Give every line of the material again, exactly as written.

════════════════

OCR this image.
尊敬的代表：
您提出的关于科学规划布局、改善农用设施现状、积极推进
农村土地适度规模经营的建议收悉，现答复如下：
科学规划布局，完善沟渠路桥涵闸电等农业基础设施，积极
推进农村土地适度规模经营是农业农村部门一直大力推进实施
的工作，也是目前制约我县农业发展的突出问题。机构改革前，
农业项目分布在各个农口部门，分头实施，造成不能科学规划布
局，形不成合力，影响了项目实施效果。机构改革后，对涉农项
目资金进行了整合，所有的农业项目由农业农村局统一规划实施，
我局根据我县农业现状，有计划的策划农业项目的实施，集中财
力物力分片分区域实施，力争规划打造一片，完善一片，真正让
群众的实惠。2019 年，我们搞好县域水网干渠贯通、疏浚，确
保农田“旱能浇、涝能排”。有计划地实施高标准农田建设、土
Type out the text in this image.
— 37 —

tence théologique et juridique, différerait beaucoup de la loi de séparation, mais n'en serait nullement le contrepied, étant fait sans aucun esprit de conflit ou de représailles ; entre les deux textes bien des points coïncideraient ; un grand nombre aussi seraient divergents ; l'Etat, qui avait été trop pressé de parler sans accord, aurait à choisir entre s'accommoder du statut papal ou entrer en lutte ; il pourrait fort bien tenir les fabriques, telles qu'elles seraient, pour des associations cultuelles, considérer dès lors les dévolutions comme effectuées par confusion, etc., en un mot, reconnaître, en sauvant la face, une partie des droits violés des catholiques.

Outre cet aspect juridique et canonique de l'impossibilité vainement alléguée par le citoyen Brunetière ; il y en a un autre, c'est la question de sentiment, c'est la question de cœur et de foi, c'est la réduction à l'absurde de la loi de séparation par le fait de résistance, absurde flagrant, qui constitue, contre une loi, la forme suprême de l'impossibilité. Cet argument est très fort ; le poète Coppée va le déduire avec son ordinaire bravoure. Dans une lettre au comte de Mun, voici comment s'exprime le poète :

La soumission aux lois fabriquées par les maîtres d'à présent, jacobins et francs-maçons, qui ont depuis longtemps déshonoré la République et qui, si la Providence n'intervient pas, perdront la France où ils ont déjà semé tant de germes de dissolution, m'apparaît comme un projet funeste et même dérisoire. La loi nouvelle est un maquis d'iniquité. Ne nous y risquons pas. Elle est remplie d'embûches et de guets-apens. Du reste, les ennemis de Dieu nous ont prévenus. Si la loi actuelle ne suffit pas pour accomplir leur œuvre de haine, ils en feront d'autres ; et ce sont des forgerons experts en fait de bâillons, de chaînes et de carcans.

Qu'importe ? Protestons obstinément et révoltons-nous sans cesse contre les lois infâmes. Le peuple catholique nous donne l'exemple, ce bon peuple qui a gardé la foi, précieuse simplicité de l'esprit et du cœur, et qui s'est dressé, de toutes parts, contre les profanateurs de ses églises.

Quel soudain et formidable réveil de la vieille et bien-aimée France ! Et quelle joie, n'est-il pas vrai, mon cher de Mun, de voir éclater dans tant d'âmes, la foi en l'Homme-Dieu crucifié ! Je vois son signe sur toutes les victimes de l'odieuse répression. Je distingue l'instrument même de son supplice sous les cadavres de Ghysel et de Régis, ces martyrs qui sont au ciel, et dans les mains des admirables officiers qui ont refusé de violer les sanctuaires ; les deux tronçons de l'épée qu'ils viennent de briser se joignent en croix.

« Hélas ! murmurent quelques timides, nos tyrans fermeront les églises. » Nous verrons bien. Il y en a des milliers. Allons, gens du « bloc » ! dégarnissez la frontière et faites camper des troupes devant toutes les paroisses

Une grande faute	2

════════════════

Expected output:
OCR this image.
尊敬的代表：
您提出的关于科学规划布局、改善农用设施现状、积极推进
农村土地适度规模经营的建议收悉，现答复如下：
科学规划布局，完善沟渠路桥涵闸电等农业基础设施，积极
推进农村土地适度规模经营是农业农村部门一直大力推进实施
的工作，也是目前制约我县农业发展的突出问题。机构改革前，
农业项目分布在各个农口部门，分头实施，造成不能科学规划布
局，形不成合力，影响了项目实施效果。机构改革后，对涉农项
目资金进行了整合，所有的农业项目由农业农村局统一规划实施，
我局根据我县农业现状，有计划的策划农业项目的实施，集中财
力物力分片分区域实施，力争规划打造一片，完善一片，真正让
群众的实惠。2019 年，我们搞好县域水网干渠贯通、疏浚，确
保农田“旱能浇、涝能排”。有计划地实施高标准农田建设、土
Type out the text in this image.
— 37 —

tence théologique et juridique, différerait beaucoup de la loi de séparation, mais n'en serait nullement le contrepied, étant fait sans aucun esprit de conflit ou de représailles ; entre les deux textes bien des points coïncideraient ; un grand nombre aussi seraient divergents ; l'Etat, qui avait été trop pressé de parler sans accord, aurait à choisir entre s'accommoder du statut papal ou entrer en lutte ; il pourrait fort bien tenir les fabriques, telles qu'elles seraient, pour des associations cultuelles, considérer dès lors les dévolutions comme effectuées par confusion, etc., en un mot, reconnaître, en sauvant la face, une partie des droits violés des catholiques.

Outre cet aspect juridique et canonique de l'impossibilité vainement alléguée par le citoyen Brunetière ; il y en a un autre, c'est la question de sentiment, c'est la question de cœur et de foi, c'est la réduction à l'absurde de la loi de séparation par le fait de résistance, absurde flagrant, qui constitue, contre une loi, la forme suprême de l'impossibilité. Cet argument est très fort ; le poète Coppée va le déduire avec son ordinaire bravoure. Dans une lettre au comte de Mun, voici comment s'exprime le poète :

La soumission aux lois fabriquées par les maîtres d'à présent, jacobins et francs-maçons, qui ont depuis longtemps déshonoré la République et qui, si la Providence n'intervient pas, perdront la France où ils ont déjà semé tant de germes de dissolution, m'apparaît comme un projet funeste et même dérisoire. La loi nouvelle est un maquis d'iniquité. Ne nous y risquons pas. Elle est remplie d'embûches et de guets-apens. Du reste, les ennemis de Dieu nous ont prévenus. Si la loi actuelle ne suffit pas pour accomplir leur œuvre de haine, ils en feront d'autres ; et ce sont des forgerons experts en fait de bâillons, de chaînes et de carcans.

Qu'importe ? Protestons obstinément et révoltons-nous sans cesse contre les lois infâmes. Le peuple catholique nous donne l'exemple, ce bon peuple qui a gardé la foi, précieuse simplicité de l'esprit et du cœur, et qui s'est dressé, de toutes parts, contre les profanateurs de ses églises.

Quel soudain et formidable réveil de la vieille et bien-aimée France ! Et quelle joie, n'est-il pas vrai, mon cher de Mun, de voir éclater dans tant d'âmes, la foi en l'Homme-Dieu crucifié ! Je vois son signe sur toutes les victimes de l'odieuse répression. Je distingue l'instrument même de son supplice sous les cadavres de Ghysel et de Régis, ces martyrs qui sont au ciel, et dans les mains des admirables officiers qui ont refusé de violer les sanctuaires ; les deux tronçons de l'épée qu'ils viennent de briser se joignent en croix.

« Hélas ! murmurent quelques timides, nos tyrans fermeront les églises. » Nous verrons bien. Il y en a des milliers. Allons, gens du « bloc » ! dégarnissez la frontière et faites camper des troupes devant toutes les paroisses

Une grande faute	2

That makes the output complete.